● **WHAT THIS TASK INVOLVES**
Gather from the listing below each line that includes the word "trymestr", and copy it.

● **Records excerpted from a collection**
□ □ □ □

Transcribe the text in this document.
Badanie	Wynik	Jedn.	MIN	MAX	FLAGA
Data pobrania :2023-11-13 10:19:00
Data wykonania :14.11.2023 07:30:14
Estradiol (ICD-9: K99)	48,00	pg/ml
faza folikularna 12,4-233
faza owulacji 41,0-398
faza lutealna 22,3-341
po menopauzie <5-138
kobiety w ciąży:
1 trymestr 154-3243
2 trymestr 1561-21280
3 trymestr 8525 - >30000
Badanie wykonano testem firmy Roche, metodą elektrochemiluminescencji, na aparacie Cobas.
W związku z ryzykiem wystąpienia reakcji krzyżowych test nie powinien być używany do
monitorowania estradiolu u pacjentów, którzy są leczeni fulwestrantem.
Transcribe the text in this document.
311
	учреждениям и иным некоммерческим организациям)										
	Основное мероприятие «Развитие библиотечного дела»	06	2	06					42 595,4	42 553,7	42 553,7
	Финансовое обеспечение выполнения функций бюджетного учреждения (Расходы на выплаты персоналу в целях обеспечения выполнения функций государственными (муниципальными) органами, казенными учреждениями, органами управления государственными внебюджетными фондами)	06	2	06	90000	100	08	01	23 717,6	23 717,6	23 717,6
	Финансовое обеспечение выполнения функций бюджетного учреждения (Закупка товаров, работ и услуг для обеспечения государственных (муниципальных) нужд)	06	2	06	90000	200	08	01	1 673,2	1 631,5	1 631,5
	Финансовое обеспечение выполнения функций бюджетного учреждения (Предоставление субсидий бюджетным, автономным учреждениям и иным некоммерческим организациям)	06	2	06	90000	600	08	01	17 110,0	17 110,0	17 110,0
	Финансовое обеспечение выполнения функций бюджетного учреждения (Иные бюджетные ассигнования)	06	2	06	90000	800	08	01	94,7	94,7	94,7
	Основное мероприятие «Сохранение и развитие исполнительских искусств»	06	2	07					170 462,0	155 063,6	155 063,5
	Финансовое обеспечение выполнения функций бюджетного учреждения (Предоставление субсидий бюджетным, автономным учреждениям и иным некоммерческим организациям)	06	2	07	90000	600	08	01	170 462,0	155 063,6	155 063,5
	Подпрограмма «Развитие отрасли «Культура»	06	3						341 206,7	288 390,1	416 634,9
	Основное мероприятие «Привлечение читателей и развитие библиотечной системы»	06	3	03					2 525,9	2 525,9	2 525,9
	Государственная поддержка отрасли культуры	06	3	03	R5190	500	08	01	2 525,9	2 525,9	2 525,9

□ □ □ □

● **FINAL RESULT**
1 trymestr 154-3243
2 trymestr 1561-21280
3 trymestr 8525 - >30000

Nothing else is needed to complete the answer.